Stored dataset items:
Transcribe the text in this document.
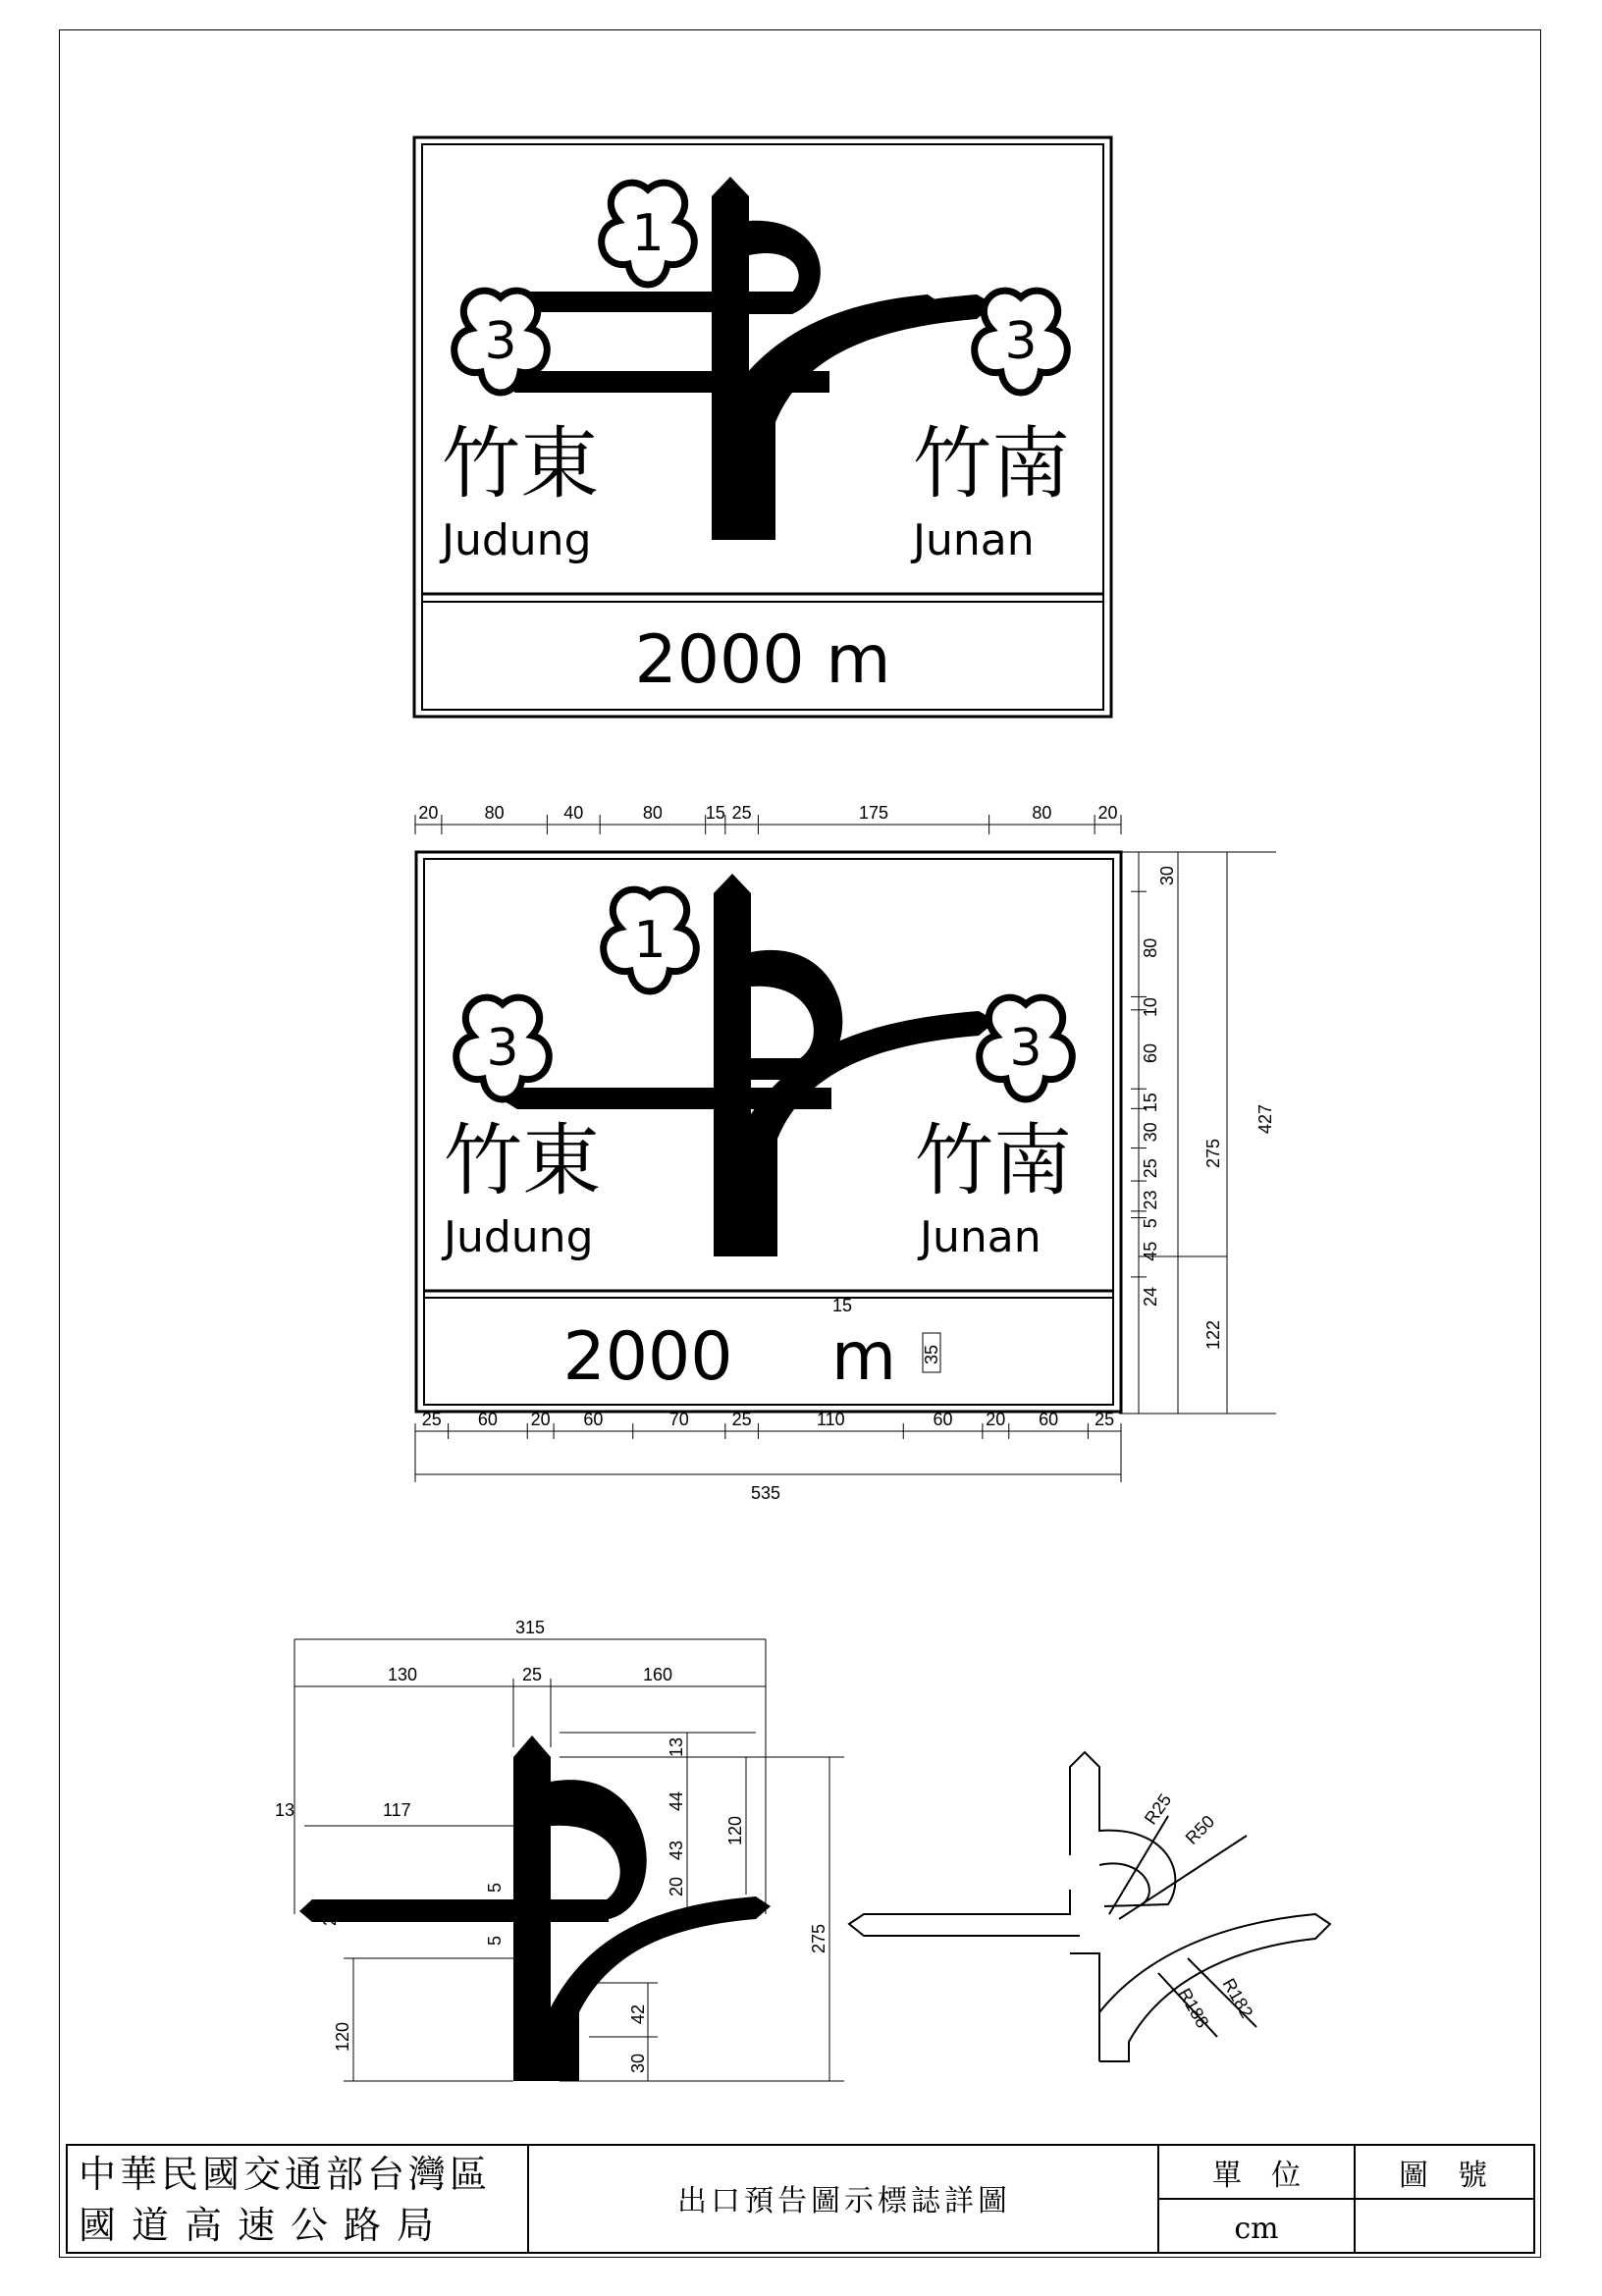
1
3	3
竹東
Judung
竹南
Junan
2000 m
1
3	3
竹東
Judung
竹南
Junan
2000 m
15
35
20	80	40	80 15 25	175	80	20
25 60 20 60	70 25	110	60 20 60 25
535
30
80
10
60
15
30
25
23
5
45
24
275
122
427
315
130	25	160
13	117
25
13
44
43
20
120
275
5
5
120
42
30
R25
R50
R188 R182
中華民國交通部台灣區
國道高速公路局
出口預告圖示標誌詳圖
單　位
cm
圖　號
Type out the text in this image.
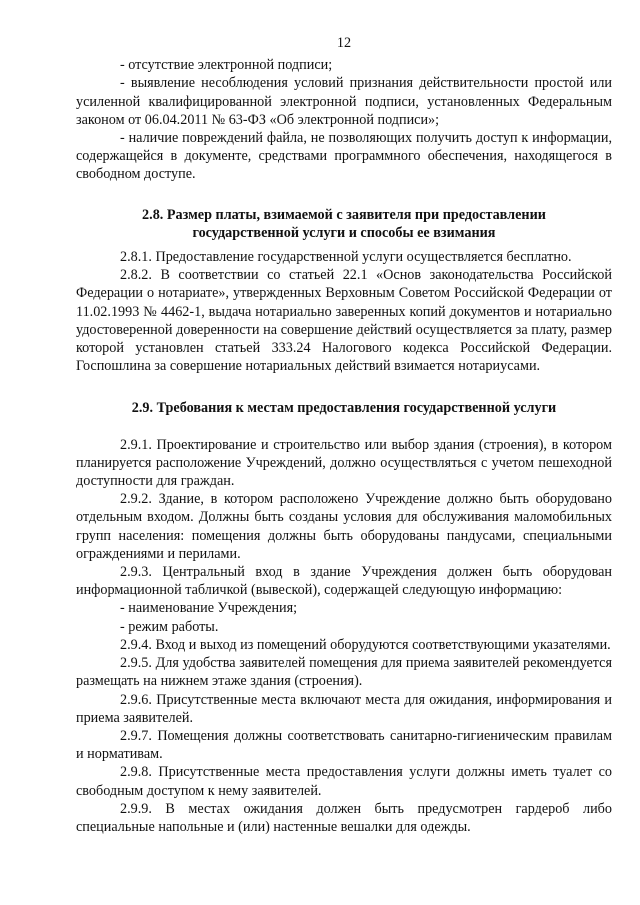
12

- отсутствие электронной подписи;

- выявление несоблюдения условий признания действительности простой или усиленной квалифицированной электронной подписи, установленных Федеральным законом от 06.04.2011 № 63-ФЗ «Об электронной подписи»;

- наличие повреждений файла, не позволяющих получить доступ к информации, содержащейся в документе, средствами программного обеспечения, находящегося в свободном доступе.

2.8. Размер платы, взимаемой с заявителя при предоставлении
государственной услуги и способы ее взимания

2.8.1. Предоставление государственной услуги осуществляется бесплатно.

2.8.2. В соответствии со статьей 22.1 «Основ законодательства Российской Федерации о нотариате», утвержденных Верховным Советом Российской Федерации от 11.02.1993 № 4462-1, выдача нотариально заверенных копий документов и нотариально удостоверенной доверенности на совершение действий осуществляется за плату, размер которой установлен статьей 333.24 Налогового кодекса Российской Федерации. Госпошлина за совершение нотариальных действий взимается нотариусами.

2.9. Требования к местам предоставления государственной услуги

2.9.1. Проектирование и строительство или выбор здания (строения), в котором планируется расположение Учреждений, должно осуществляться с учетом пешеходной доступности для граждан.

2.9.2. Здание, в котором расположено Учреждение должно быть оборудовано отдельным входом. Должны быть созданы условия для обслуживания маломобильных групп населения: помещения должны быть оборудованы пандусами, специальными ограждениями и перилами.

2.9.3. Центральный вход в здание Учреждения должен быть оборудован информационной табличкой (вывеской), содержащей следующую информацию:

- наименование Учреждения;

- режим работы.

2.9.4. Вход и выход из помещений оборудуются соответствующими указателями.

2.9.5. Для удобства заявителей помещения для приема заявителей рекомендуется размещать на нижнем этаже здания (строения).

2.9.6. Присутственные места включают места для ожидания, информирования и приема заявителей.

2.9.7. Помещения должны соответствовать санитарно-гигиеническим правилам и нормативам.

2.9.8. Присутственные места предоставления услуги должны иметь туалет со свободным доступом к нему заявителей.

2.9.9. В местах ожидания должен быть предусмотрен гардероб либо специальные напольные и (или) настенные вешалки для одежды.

- **REQUIREMENT**:
State how many lines of the data include the word "должно", with nothing else.

- **EXERCISE RESULT**:
2